/---

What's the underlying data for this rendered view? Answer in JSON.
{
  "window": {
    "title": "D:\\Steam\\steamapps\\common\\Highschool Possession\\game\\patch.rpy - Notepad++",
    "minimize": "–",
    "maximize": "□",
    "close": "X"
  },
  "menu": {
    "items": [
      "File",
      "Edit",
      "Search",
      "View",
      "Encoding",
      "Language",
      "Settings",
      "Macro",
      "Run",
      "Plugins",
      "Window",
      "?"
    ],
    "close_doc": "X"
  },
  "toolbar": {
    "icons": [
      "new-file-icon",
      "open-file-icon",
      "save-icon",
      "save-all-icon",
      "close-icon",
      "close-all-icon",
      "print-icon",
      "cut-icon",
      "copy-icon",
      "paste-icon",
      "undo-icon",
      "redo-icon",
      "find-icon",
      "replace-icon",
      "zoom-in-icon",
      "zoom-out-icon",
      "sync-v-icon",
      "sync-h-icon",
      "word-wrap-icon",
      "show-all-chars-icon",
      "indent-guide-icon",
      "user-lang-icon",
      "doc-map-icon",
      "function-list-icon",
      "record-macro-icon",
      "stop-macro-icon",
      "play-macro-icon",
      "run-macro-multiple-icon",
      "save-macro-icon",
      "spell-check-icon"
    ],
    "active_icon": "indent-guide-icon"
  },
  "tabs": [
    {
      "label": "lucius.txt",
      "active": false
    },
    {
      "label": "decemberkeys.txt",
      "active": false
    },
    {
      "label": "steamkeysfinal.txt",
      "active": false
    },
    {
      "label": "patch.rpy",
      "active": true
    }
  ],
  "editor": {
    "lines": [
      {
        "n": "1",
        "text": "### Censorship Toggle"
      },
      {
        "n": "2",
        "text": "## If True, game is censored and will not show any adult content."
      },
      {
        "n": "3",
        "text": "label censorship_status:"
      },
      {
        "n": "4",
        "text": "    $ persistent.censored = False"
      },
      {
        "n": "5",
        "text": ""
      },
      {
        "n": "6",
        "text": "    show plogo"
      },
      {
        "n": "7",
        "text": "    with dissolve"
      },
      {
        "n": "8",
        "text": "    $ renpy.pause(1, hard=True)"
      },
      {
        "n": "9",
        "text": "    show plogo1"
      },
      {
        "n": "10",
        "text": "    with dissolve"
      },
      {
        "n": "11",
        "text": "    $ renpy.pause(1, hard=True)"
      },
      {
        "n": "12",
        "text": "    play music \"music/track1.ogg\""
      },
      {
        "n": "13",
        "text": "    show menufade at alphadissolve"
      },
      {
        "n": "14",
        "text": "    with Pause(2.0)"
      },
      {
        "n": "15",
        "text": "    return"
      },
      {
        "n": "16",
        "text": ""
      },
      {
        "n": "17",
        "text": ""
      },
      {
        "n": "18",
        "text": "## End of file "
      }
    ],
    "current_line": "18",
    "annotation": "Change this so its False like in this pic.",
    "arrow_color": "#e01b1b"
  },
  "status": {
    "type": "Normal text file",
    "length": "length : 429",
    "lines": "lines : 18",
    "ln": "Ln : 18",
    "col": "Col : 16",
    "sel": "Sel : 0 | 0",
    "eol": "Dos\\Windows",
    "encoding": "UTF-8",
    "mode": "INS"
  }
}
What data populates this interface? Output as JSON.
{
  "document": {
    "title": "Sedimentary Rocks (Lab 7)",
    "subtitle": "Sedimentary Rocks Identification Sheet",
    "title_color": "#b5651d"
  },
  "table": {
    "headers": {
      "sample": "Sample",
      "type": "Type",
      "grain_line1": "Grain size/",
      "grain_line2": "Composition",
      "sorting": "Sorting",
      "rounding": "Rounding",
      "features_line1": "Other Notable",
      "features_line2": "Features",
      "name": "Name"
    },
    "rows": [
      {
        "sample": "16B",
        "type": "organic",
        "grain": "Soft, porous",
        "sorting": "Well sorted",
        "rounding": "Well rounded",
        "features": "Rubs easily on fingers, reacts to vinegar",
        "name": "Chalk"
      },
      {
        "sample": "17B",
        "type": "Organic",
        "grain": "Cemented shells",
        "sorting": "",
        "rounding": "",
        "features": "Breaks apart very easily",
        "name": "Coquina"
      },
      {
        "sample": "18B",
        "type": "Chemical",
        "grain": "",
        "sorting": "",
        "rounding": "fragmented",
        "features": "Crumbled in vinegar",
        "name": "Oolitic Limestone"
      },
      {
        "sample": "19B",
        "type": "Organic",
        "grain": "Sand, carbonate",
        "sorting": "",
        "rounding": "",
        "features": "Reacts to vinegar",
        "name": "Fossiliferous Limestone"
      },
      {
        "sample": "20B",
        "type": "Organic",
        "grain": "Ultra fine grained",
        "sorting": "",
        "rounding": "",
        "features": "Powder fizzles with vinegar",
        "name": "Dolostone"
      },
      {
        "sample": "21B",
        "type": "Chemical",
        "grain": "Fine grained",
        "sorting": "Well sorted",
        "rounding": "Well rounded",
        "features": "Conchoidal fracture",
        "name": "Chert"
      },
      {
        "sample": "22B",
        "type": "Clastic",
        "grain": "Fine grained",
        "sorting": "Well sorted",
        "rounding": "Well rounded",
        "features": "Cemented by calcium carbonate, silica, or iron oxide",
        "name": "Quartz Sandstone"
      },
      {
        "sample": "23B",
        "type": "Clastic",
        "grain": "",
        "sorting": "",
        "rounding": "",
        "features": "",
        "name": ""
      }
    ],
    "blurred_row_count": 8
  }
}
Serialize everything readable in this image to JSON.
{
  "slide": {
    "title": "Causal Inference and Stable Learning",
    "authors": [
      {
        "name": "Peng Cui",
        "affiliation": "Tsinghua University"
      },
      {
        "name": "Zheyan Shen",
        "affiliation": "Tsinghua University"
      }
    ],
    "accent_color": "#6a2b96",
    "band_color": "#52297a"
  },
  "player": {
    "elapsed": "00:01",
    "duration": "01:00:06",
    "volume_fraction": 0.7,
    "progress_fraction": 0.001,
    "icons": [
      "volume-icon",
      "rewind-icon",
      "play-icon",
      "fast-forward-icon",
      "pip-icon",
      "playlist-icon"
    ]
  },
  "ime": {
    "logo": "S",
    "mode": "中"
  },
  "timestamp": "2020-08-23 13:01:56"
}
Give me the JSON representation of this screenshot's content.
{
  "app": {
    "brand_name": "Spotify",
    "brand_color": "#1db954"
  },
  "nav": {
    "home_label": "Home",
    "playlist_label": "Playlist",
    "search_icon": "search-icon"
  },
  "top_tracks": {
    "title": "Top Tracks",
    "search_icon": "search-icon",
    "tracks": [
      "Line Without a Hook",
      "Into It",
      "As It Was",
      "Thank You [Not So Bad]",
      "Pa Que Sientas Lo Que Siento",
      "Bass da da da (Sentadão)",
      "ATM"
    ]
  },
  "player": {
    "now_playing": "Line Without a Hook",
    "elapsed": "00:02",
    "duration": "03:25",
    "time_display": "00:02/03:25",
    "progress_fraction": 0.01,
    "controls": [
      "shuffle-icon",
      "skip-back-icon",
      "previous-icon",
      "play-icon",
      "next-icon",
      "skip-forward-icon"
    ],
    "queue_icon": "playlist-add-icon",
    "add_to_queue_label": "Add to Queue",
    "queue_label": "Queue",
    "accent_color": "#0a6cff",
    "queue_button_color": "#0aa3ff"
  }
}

\---

*Problem*. Return every entry exactly as given.

*Complete output*.
What's the underlying data for this rendered view? Answer in JSON.
{
  "window": {
    "title": "D:\\Steam\\steamapps\\common\\Highschool Possession\\game\\patch.rpy - Notepad++",
    "minimize": "–",
    "maximize": "□",
    "close": "X"
  },
  "menu": {
    "items": [
      "File",
      "Edit",
      "Search",
      "View",
      "Encoding",
      "Language",
      "Settings",
      "Macro",
      "Run",
      "Plugins",
      "Window",
      "?"
    ],
    "close_doc": "X"
  },
  "toolbar": {
    "icons": [
      "new-file-icon",
      "open-file-icon",
      "save-icon",
      "save-all-icon",
      "close-icon",
      "close-all-icon",
      "print-icon",
      "cut-icon",
      "copy-icon",
      "paste-icon",
      "undo-icon",
      "redo-icon",
      "find-icon",
      "replace-icon",
      "zoom-in-icon",
      "zoom-out-icon",
      "sync-v-icon",
      "sync-h-icon",
      "word-wrap-icon",
      "show-all-chars-icon",
      "indent-guide-icon",
      "user-lang-icon",
      "doc-map-icon",
      "function-list-icon",
      "record-macro-icon",
      "stop-macro-icon",
      "play-macro-icon",
      "run-macro-multiple-icon",
      "save-macro-icon",
      "spell-check-icon"
    ],
    "active_icon": "indent-guide-icon"
  },
  "tabs": [
    {
      "label": "lucius.txt",
      "active": false
    },
    {
      "label": "decemberkeys.txt",
      "active": false
    },
    {
      "label": "steamkeysfinal.txt",
      "active": false
    },
    {
      "label": "patch.rpy",
      "active": true
    }
  ],
  "editor": {
    "lines": [
      {
        "n": "1",
        "text": "### Censorship Toggle"
      },
      {
        "n": "2",
        "text": "## If True, game is censored and will not show any adult content."
      },
      {
        "n": "3",
        "text": "label censorship_status:"
      },
      {
        "n": "4",
        "text": "    $ persistent.censored = False"
      },
      {
        "n": "5",
        "text": ""
      },
      {
        "n": "6",
        "text": "    show plogo"
      },
      {
        "n": "7",
        "text": "    with dissolve"
      },
      {
        "n": "8",
        "text": "    $ renpy.pause(1, hard=True)"
      },
      {
        "n": "9",
        "text": "    show plogo1"
      },
      {
        "n": "10",
        "text": "    with dissolve"
      },
      {
        "n": "11",
        "text": "    $ renpy.pause(1, hard=True)"
      },
      {
        "n": "12",
        "text": "    play music \"music/track1.ogg\""
      },
      {
        "n": "13",
        "text": "    show menufade at alphadissolve"
      },
      {
        "n": "14",
        "text": "    with Pause(2.0)"
      },
      {
        "n": "15",
        "text": "    return"
      },
      {
        "n": "16",
        "text": ""
      },
      {
        "n": "17",
        "text": ""
      },
      {
        "n": "18",
        "text": "## End of file "
      }
    ],
    "current_line": "18",
    "annotation": "Change this so its False like in this pic.",
    "arrow_color": "#e01b1b"
  },
  "status": {
    "type": "Normal text file",
    "length": "length : 429",
    "lines": "lines : 18",
    "ln": "Ln : 18",
    "col": "Col : 16",
    "sel": "Sel : 0 | 0",
    "eol": "Dos\\Windows",
    "encoding": "UTF-8",
    "mode": "INS"
  }
}
What data populates this interface? Output as JSON.
{
  "document": {
    "title": "Sedimentary Rocks (Lab 7)",
    "subtitle": "Sedimentary Rocks Identification Sheet",
    "title_color": "#b5651d"
  },
  "table": {
    "headers": {
      "sample": "Sample",
      "type": "Type",
      "grain_line1": "Grain size/",
      "grain_line2": "Composition",
      "sorting": "Sorting",
      "rounding": "Rounding",
      "features_line1": "Other Notable",
      "features_line2": "Features",
      "name": "Name"
    },
    "rows": [
      {
        "sample": "16B",
        "type": "organic",
        "grain": "Soft, porous",
        "sorting": "Well sorted",
        "rounding": "Well rounded",
        "features": "Rubs easily on fingers, reacts to vinegar",
        "name": "Chalk"
      },
      {
        "sample": "17B",
        "type": "Organic",
        "grain": "Cemented shells",
        "sorting": "",
        "rounding": "",
        "features": "Breaks apart very easily",
        "name": "Coquina"
      },
      {
        "sample": "18B",
        "type": "Chemical",
        "grain": "",
        "sorting": "",
        "rounding": "fragmented",
        "features": "Crumbled in vinegar",
        "name": "Oolitic Limestone"
      },
      {
        "sample": "19B",
        "type": "Organic",
        "grain": "Sand, carbonate",
        "sorting": "",
        "rounding": "",
        "features": "Reacts to vinegar",
        "name": "Fossiliferous Limestone"
      },
      {
        "sample": "20B",
        "type": "Organic",
        "grain": "Ultra fine grained",
        "sorting": "",
        "rounding": "",
        "features": "Powder fizzles with vinegar",
        "name": "Dolostone"
      },
      {
        "sample": "21B",
        "type": "Chemical",
        "grain": "Fine grained",
        "sorting": "Well sorted",
        "rounding": "Well rounded",
        "features": "Conchoidal fracture",
        "name": "Chert"
      },
      {
        "sample": "22B",
        "type": "Clastic",
        "grain": "Fine grained",
        "sorting": "Well sorted",
        "rounding": "Well rounded",
        "features": "Cemented by calcium carbonate, silica, or iron oxide",
        "name": "Quartz Sandstone"
      },
      {
        "sample": "23B",
        "type": "Clastic",
        "grain": "",
        "sorting": "",
        "rounding": "",
        "features": "",
        "name": ""
      }
    ],
    "blurred_row_count": 8
  }
}
Serialize everything readable in this image to JSON.
{
  "slide": {
    "title": "Causal Inference and Stable Learning",
    "authors": [
      {
        "name": "Peng Cui",
        "affiliation": "Tsinghua University"
      },
      {
        "name": "Zheyan Shen",
        "affiliation": "Tsinghua University"
      }
    ],
    "accent_color": "#6a2b96",
    "band_color": "#52297a"
  },
  "player": {
    "elapsed": "00:01",
    "duration": "01:00:06",
    "volume_fraction": 0.7,
    "progress_fraction": 0.001,
    "icons": [
      "volume-icon",
      "rewind-icon",
      "play-icon",
      "fast-forward-icon",
      "pip-icon",
      "playlist-icon"
    ]
  },
  "ime": {
    "logo": "S",
    "mode": "中"
  },
  "timestamp": "2020-08-23 13:01:56"
}
Give me the JSON representation of this screenshot's content.
{
  "app": {
    "brand_name": "Spotify",
    "brand_color": "#1db954"
  },
  "nav": {
    "home_label": "Home",
    "playlist_label": "Playlist",
    "search_icon": "search-icon"
  },
  "top_tracks": {
    "title": "Top Tracks",
    "search_icon": "search-icon",
    "tracks": [
      "Line Without a Hook",
      "Into It",
      "As It Was",
      "Thank You [Not So Bad]",
      "Pa Que Sientas Lo Que Siento",
      "Bass da da da (Sentadão)",
      "ATM"
    ]
  },
  "player": {
    "now_playing": "Line Without a Hook",
    "elapsed": "00:02",
    "duration": "03:25",
    "time_display": "00:02/03:25",
    "progress_fraction": 0.01,
    "controls": [
      "shuffle-icon",
      "skip-back-icon",
      "previous-icon",
      "play-icon",
      "next-icon",
      "skip-forward-icon"
    ],
    "queue_icon": "playlist-add-icon",
    "add_to_queue_label": "Add to Queue",
    "queue_label": "Queue",
    "accent_color": "#0a6cff",
    "queue_button_color": "#0aa3ff"
  }
}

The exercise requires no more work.